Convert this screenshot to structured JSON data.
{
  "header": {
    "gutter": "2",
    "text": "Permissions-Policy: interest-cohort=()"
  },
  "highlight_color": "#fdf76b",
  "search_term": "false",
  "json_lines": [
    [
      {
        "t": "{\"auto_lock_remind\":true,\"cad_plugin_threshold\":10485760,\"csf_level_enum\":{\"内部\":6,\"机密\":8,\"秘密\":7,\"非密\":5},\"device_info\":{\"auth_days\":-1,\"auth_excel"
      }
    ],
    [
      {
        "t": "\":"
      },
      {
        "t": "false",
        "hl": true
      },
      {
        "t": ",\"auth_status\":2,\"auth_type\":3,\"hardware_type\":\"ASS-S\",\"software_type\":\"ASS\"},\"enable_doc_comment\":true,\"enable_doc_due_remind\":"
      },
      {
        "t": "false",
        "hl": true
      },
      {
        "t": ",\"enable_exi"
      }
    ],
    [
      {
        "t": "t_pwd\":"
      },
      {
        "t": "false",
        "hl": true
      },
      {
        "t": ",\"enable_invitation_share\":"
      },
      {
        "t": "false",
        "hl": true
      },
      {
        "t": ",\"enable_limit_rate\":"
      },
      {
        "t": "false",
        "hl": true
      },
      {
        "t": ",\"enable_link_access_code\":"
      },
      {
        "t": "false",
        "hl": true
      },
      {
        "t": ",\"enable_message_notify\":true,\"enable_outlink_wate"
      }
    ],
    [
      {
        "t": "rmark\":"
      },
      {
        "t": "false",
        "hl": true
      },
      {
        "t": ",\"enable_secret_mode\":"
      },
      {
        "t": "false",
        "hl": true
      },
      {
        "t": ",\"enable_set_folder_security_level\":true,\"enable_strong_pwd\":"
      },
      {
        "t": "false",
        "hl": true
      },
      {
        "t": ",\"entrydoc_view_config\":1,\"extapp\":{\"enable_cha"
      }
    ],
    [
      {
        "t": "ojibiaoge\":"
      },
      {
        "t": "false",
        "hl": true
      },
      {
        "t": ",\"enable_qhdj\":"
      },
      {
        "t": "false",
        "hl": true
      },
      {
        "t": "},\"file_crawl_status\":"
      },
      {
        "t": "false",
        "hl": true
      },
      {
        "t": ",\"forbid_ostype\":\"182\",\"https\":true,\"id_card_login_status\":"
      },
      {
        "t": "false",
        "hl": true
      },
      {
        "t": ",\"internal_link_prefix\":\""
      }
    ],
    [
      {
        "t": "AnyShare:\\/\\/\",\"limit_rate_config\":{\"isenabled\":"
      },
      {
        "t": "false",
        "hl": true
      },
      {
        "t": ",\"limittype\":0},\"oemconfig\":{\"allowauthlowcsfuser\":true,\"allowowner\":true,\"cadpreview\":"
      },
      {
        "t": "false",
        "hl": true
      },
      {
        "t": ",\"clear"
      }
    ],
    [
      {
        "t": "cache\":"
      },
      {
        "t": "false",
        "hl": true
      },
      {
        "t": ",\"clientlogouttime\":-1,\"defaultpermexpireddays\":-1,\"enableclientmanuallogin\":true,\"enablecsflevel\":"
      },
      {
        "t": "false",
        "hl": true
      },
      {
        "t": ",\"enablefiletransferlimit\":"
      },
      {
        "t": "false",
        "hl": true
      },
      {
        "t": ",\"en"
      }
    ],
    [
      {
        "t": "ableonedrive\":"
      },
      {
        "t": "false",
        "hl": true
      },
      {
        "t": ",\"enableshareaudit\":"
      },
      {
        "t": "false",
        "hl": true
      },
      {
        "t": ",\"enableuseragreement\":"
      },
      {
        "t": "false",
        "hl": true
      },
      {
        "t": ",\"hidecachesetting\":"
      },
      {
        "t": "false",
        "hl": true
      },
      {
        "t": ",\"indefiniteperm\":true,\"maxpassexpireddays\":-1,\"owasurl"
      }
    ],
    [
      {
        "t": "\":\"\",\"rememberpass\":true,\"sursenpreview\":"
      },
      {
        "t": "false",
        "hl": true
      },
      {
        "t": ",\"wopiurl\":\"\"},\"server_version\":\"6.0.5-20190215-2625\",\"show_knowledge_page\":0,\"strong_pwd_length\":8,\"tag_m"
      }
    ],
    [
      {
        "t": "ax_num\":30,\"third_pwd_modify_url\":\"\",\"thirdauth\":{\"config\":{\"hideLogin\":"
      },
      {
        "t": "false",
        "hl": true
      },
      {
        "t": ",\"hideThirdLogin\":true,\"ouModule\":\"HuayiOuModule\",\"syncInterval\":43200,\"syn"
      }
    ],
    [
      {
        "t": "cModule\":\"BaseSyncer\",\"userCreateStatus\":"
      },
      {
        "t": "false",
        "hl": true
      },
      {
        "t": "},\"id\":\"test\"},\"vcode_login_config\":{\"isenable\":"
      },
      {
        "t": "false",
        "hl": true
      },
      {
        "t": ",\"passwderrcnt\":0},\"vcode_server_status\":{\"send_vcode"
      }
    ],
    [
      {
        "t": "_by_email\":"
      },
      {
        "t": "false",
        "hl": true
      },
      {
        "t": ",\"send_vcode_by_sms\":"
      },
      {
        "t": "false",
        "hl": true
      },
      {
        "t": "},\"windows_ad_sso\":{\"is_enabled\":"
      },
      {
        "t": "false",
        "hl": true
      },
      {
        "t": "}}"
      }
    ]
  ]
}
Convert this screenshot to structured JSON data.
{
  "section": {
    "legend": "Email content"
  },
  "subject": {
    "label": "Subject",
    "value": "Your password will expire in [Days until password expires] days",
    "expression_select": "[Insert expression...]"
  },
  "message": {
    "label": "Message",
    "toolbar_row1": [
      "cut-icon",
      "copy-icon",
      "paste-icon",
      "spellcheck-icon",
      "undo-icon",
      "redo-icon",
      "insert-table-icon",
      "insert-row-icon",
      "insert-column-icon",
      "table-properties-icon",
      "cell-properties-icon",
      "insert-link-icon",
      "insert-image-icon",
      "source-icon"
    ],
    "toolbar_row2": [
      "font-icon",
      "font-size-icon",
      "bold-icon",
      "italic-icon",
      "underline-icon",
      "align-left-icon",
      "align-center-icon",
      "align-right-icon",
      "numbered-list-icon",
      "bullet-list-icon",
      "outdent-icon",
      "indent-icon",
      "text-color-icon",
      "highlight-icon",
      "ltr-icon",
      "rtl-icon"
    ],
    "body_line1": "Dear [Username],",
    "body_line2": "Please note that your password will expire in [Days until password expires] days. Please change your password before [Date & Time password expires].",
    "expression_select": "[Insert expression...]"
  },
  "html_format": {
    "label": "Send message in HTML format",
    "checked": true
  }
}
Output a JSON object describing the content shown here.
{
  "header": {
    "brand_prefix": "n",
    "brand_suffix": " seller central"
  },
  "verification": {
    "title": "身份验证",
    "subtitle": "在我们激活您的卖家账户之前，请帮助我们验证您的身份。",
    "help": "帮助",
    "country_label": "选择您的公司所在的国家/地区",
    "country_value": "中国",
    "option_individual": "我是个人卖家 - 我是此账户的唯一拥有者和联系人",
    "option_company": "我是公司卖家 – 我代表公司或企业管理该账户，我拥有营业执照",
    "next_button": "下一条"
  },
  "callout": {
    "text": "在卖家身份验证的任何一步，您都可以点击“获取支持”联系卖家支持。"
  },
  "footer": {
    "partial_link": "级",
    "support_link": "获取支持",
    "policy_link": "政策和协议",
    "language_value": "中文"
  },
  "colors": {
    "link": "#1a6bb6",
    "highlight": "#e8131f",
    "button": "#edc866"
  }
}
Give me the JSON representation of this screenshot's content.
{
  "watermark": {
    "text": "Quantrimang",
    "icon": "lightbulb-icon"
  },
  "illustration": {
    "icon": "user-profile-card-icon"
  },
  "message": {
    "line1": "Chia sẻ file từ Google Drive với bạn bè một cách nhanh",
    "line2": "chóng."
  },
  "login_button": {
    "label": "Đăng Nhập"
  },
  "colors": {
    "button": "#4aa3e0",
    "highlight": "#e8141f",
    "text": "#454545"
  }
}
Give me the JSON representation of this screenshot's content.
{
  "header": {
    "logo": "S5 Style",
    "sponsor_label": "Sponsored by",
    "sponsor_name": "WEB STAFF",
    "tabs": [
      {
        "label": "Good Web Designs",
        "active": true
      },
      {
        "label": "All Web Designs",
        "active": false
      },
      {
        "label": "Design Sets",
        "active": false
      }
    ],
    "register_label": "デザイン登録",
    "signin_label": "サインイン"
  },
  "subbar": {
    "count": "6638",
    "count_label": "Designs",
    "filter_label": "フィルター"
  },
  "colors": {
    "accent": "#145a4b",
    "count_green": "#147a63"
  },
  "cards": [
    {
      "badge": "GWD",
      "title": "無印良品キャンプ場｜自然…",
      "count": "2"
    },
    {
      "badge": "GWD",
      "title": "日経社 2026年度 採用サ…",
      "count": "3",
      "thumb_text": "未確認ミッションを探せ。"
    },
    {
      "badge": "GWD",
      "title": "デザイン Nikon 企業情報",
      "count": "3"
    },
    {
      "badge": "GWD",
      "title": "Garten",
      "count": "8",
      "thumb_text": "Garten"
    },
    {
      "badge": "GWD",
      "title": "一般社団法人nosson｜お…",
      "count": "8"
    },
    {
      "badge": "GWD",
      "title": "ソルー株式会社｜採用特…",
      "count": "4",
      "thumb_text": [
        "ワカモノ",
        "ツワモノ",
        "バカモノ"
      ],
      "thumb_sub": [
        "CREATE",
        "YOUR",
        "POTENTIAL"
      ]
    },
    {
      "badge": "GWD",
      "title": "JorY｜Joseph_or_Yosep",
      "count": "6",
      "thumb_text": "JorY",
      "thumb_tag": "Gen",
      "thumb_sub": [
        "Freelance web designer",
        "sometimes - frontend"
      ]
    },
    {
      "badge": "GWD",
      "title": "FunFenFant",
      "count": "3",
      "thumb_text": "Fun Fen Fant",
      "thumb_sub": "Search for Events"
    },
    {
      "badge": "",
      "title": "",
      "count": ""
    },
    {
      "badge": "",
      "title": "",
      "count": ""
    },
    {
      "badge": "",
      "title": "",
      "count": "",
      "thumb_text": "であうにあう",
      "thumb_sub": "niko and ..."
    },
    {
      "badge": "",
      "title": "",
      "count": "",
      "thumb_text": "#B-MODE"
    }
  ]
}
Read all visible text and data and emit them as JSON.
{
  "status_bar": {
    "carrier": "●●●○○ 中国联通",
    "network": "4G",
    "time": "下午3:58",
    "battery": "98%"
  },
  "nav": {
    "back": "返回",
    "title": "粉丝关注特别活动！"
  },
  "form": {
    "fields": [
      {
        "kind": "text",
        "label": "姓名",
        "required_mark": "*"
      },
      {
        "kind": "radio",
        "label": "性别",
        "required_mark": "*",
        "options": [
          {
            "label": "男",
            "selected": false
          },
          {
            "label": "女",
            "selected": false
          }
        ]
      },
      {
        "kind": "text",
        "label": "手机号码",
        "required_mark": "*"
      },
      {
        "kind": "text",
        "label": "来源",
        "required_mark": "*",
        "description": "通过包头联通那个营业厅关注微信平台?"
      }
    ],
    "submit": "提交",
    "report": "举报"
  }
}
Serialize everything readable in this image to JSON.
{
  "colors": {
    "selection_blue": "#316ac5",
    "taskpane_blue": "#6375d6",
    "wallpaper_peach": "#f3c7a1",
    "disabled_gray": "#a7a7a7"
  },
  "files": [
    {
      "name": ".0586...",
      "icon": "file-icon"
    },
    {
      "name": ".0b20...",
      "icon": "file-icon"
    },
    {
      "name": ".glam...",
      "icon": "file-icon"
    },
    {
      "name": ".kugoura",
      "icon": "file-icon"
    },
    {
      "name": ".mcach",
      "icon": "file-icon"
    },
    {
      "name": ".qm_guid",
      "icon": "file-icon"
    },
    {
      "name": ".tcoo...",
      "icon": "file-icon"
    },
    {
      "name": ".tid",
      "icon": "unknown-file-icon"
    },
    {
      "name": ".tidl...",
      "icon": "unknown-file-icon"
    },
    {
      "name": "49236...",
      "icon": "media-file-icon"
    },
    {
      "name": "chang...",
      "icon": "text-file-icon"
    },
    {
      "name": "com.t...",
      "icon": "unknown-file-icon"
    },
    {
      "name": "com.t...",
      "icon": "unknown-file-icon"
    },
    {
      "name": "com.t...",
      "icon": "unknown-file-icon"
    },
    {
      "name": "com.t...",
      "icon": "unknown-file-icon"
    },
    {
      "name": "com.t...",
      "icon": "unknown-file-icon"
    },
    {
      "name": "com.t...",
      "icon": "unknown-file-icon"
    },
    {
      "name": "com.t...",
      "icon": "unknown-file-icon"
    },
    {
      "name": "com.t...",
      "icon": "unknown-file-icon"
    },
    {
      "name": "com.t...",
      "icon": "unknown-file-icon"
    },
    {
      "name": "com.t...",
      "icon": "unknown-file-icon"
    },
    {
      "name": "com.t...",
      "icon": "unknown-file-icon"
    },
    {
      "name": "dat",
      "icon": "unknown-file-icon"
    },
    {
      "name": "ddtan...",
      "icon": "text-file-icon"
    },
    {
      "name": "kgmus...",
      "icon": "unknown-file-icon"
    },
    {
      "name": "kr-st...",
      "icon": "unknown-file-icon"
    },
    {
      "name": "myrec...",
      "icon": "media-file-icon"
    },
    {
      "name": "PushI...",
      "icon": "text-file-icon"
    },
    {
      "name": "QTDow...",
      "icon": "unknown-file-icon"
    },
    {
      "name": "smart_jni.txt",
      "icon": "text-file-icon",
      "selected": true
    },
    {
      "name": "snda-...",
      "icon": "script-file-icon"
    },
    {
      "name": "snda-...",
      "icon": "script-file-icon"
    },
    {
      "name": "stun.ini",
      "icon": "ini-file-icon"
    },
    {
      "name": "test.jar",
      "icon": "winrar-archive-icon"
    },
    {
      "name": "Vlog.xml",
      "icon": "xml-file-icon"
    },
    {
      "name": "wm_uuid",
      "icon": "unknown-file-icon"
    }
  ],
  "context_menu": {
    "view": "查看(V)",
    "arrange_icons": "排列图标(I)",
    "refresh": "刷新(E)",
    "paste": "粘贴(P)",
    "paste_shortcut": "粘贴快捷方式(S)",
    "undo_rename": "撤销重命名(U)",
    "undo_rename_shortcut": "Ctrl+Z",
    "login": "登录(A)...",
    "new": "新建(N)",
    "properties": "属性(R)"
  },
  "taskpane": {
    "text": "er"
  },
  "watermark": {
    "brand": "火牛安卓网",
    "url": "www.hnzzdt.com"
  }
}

◆ ◆ ◆ ◆ ◆ ◆ ◆

* WHAT YOU NEED TO DO: Search the data above for the string "获取支持" and copy each line that has it.

* OUTPUT FOR THIS EXERCISE:
    "text": "在卖家身份验证的任何一步，您都可以点击“获取支持”联系卖家支持。"
    "support_link": "获取支持",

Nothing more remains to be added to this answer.